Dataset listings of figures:
________________________

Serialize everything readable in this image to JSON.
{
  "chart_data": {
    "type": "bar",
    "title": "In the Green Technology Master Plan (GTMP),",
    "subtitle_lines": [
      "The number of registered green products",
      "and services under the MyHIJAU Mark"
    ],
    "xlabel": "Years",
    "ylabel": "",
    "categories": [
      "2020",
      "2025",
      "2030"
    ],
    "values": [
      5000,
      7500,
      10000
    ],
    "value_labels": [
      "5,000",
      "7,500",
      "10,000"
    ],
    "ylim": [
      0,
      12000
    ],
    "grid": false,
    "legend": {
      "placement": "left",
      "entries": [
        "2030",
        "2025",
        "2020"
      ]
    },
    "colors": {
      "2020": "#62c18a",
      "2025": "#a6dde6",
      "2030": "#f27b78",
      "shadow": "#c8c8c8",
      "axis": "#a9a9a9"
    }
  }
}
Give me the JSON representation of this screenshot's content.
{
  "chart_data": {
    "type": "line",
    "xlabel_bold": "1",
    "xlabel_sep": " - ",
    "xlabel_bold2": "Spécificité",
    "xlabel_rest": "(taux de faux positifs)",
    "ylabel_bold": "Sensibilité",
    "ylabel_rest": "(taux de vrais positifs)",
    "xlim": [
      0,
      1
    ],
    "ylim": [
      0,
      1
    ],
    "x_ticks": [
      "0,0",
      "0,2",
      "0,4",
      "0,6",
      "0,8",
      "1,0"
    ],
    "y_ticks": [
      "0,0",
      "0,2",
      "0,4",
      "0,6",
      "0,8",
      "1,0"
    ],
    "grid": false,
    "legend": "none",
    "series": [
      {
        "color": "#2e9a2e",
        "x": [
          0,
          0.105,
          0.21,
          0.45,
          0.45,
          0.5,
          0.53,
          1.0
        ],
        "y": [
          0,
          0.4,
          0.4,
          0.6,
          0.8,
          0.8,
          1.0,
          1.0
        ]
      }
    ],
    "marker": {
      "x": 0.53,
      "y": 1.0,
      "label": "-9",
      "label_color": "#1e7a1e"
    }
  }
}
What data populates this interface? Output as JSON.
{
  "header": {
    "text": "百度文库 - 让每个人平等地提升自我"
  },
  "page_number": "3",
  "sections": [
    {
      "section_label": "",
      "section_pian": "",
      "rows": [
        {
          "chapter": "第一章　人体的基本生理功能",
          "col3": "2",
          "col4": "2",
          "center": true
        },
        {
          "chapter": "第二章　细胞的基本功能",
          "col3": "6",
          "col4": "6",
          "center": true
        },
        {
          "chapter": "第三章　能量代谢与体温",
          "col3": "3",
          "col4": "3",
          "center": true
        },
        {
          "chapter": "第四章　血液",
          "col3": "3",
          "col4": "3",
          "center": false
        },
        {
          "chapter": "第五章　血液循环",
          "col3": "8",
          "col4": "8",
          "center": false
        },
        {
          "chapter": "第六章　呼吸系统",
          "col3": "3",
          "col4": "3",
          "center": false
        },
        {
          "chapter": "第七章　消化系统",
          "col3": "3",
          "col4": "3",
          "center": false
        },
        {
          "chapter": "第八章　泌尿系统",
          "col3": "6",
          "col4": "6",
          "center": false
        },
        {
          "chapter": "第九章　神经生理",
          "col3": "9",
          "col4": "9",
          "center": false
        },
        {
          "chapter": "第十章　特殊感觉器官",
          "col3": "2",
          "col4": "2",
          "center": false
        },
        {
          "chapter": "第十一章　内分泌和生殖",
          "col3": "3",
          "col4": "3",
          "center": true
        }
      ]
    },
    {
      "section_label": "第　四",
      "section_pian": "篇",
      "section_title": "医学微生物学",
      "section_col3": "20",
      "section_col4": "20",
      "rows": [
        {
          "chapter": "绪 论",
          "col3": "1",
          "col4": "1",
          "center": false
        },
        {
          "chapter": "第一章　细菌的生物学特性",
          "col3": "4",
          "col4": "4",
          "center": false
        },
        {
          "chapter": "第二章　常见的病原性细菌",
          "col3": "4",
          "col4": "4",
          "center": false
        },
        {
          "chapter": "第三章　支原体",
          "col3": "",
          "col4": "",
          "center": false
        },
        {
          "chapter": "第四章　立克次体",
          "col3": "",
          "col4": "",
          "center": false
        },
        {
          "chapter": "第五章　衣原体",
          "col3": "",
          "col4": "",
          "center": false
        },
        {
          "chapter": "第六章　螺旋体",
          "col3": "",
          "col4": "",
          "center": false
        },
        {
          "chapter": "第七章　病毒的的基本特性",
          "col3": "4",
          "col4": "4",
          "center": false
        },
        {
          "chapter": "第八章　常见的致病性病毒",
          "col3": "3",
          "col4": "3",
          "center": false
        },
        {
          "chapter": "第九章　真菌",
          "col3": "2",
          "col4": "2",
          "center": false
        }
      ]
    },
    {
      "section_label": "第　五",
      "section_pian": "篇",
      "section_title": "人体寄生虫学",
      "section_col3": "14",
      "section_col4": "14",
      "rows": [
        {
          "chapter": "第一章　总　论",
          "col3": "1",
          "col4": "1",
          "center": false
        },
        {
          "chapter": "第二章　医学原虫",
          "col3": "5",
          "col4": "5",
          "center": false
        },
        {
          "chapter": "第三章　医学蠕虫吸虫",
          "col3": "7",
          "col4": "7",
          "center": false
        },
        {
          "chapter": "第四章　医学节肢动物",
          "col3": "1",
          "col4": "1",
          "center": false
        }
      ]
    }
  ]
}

________________________

GIVEN TASK: In the records above, tally the lines where the word "taux" appears, and give the number and nothing else.

ANSWER TO THE EXERCISE: 2